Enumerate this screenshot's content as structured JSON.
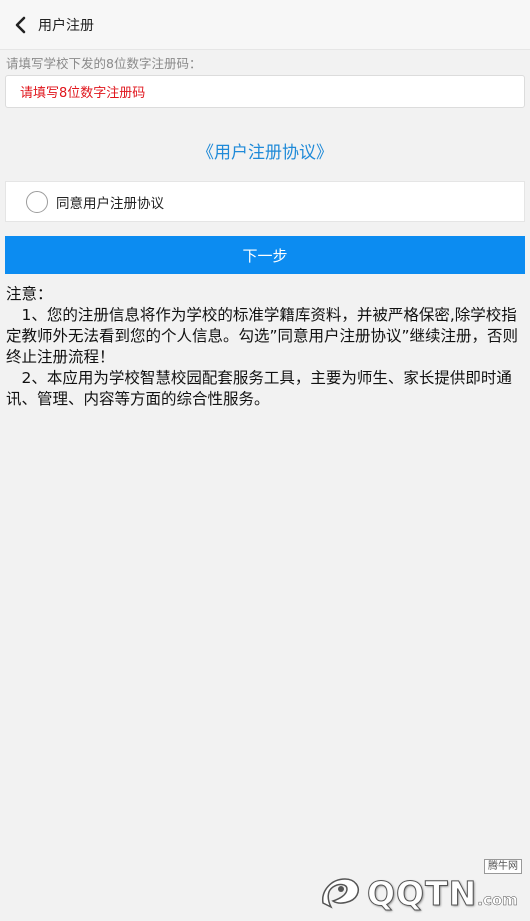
{
  "header": {
    "title": "用户注册"
  },
  "form": {
    "hint": "请填写学校下发的8位数字注册码：",
    "code_placeholder": "请填写8位数字注册码",
    "agreement_link": "《用户注册协议》",
    "agree_label": "同意用户注册协议",
    "agree_checked": false,
    "next_label": "下一步"
  },
  "notice": {
    "heading": "注意：",
    "item1": "　1、您的注册信息将作为学校的标准学籍库资料，并被严格保密,除学校指定教师外无法看到您的个人信息。勾选”同意用户注册协议”继续注册，否则终止注册流程！",
    "item2": "　2、本应用为学校智慧校园配套服务工具，主要为师生、家长提供即时通讯、管理、内容等方面的综合性服务。"
  },
  "watermark": {
    "text": "QQTN",
    "suffix": ".com",
    "badge": "腾牛网"
  },
  "colors": {
    "accent": "#0c8cf1",
    "link": "#1f8ad8",
    "placeholder": "#e0161d"
  }
}
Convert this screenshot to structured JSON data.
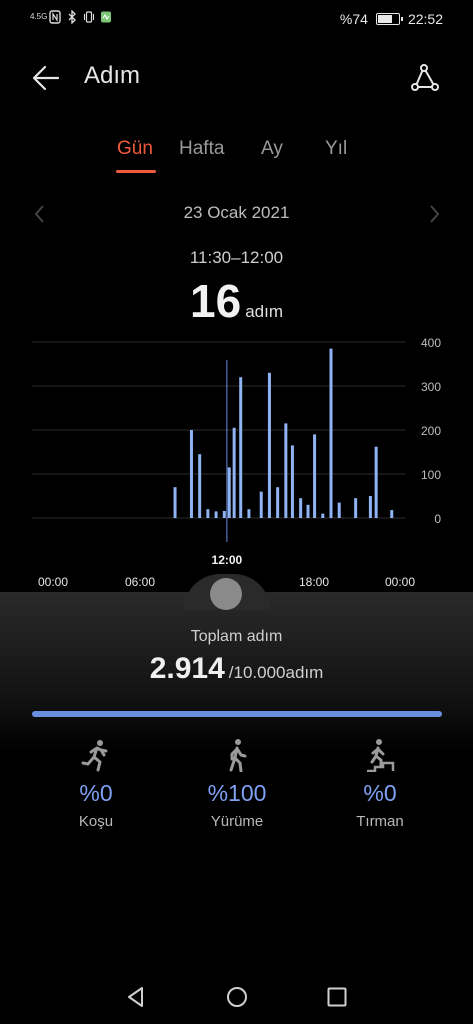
{
  "status_bar": {
    "network": "4.5G",
    "battery_text": "%74",
    "battery_level": 0.74,
    "time": "22:52"
  },
  "header": {
    "title": "Adım"
  },
  "tabs": [
    {
      "label": "Gün",
      "active": true
    },
    {
      "label": "Hafta",
      "active": false
    },
    {
      "label": "Ay",
      "active": false
    },
    {
      "label": "Yıl",
      "active": false
    }
  ],
  "date_nav": {
    "date": "23 Ocak 2021"
  },
  "selection": {
    "time_range": "11:30–12:00",
    "steps": "16",
    "unit": "adım"
  },
  "chart_data": {
    "type": "bar",
    "y_ticks": [
      "400",
      "300",
      "200",
      "100",
      "0"
    ],
    "ylim": [
      0,
      400
    ],
    "x_tick_labels": [
      "00:00",
      "06:00",
      "12:00",
      "18:00",
      "00:00"
    ],
    "selected_label": "12:00",
    "selected_slot": 23,
    "slot_count": 48,
    "bars": [
      {
        "slot": 17,
        "value": 70
      },
      {
        "slot": 19,
        "value": 200
      },
      {
        "slot": 20,
        "value": 145
      },
      {
        "slot": 21,
        "value": 20
      },
      {
        "slot": 22,
        "value": 15
      },
      {
        "slot": 23,
        "value": 16
      },
      {
        "slot": 23.6,
        "value": 115
      },
      {
        "slot": 24.2,
        "value": 205
      },
      {
        "slot": 25,
        "value": 320
      },
      {
        "slot": 26,
        "value": 20
      },
      {
        "slot": 27.5,
        "value": 60
      },
      {
        "slot": 28.5,
        "value": 330
      },
      {
        "slot": 29.5,
        "value": 70
      },
      {
        "slot": 30.5,
        "value": 215
      },
      {
        "slot": 31.3,
        "value": 165
      },
      {
        "slot": 32.3,
        "value": 45
      },
      {
        "slot": 33.2,
        "value": 30
      },
      {
        "slot": 34,
        "value": 190
      },
      {
        "slot": 35,
        "value": 10
      },
      {
        "slot": 36,
        "value": 385
      },
      {
        "slot": 37,
        "value": 35
      },
      {
        "slot": 39,
        "value": 45
      },
      {
        "slot": 40.8,
        "value": 50
      },
      {
        "slot": 41.5,
        "value": 162
      },
      {
        "slot": 43.4,
        "value": 18
      }
    ],
    "bar_color": "#8fb3f3"
  },
  "summary": {
    "total_label": "Toplam adım",
    "total_value": "2.914",
    "goal_text": "/10.000adım",
    "progress": 1.0
  },
  "activities": [
    {
      "icon": "running-icon",
      "percent": "%0",
      "label": "Koşu"
    },
    {
      "icon": "walking-icon",
      "percent": "%100",
      "label": "Yürüme"
    },
    {
      "icon": "climbing-icon",
      "percent": "%0",
      "label": "Tırman"
    }
  ],
  "colors": {
    "accent": "#f05a3c",
    "blue": "#7ea1f3"
  }
}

--------------------

§ **What to do**
Without the pictures, reproduce every line of the records above exactly.

§ **Full solution**
Enumerate this screenshot's content as structured JSON.
{
  "header": {
    "title": "用户注册"
  },
  "form": {
    "hint": "请填写学校下发的8位数字注册码：",
    "code_placeholder": "请填写8位数字注册码",
    "agreement_link": "《用户注册协议》",
    "agree_label": "同意用户注册协议",
    "agree_checked": false,
    "next_label": "下一步"
  },
  "notice": {
    "heading": "注意：",
    "item1": "　1、您的注册信息将作为学校的标准学籍库资料，并被严格保密,除学校指定教师外无法看到您的个人信息。勾选”同意用户注册协议”继续注册，否则终止注册流程！",
    "item2": "　2、本应用为学校智慧校园配套服务工具，主要为师生、家长提供即时通讯、管理、内容等方面的综合性服务。"
  },
  "watermark": {
    "text": "QQTN",
    "suffix": ".com",
    "badge": "腾牛网"
  },
  "colors": {
    "accent": "#0c8cf1",
    "link": "#1f8ad8",
    "placeholder": "#e0161d"
  }
}
Convert this screenshot to structured JSON data.
{
  "status_bar": {
    "network": "4.5G",
    "battery_text": "%74",
    "battery_level": 0.74,
    "time": "22:52"
  },
  "header": {
    "title": "Adım"
  },
  "tabs": [
    {
      "label": "Gün",
      "active": true
    },
    {
      "label": "Hafta",
      "active": false
    },
    {
      "label": "Ay",
      "active": false
    },
    {
      "label": "Yıl",
      "active": false
    }
  ],
  "date_nav": {
    "date": "23 Ocak 2021"
  },
  "selection": {
    "time_range": "11:30–12:00",
    "steps": "16",
    "unit": "adım"
  },
  "chart_data": {
    "type": "bar",
    "y_ticks": [
      "400",
      "300",
      "200",
      "100",
      "0"
    ],
    "ylim": [
      0,
      400
    ],
    "x_tick_labels": [
      "00:00",
      "06:00",
      "12:00",
      "18:00",
      "00:00"
    ],
    "selected_label": "12:00",
    "selected_slot": 23,
    "slot_count": 48,
    "bars": [
      {
        "slot": 17,
        "value": 70
      },
      {
        "slot": 19,
        "value": 200
      },
      {
        "slot": 20,
        "value": 145
      },
      {
        "slot": 21,
        "value": 20
      },
      {
        "slot": 22,
        "value": 15
      },
      {
        "slot": 23,
        "value": 16
      },
      {
        "slot": 23.6,
        "value": 115
      },
      {
        "slot": 24.2,
        "value": 205
      },
      {
        "slot": 25,
        "value": 320
      },
      {
        "slot": 26,
        "value": 20
      },
      {
        "slot": 27.5,
        "value": 60
      },
      {
        "slot": 28.5,
        "value": 330
      },
      {
        "slot": 29.5,
        "value": 70
      },
      {
        "slot": 30.5,
        "value": 215
      },
      {
        "slot": 31.3,
        "value": 165
      },
      {
        "slot": 32.3,
        "value": 45
      },
      {
        "slot": 33.2,
        "value": 30
      },
      {
        "slot": 34,
        "value": 190
      },
      {
        "slot": 35,
        "value": 10
      },
      {
        "slot": 36,
        "value": 385
      },
      {
        "slot": 37,
        "value": 35
      },
      {
        "slot": 39,
        "value": 45
      },
      {
        "slot": 40.8,
        "value": 50
      },
      {
        "slot": 41.5,
        "value": 162
      },
      {
        "slot": 43.4,
        "value": 18
      }
    ],
    "bar_color": "#8fb3f3"
  },
  "summary": {
    "total_label": "Toplam adım",
    "total_value": "2.914",
    "goal_text": "/10.000adım",
    "progress": 1.0
  },
  "activities": [
    {
      "icon": "running-icon",
      "percent": "%0",
      "label": "Koşu"
    },
    {
      "icon": "walking-icon",
      "percent": "%100",
      "label": "Yürüme"
    },
    {
      "icon": "climbing-icon",
      "percent": "%0",
      "label": "Tırman"
    }
  ],
  "colors": {
    "accent": "#f05a3c",
    "blue": "#7ea1f3"
  }
}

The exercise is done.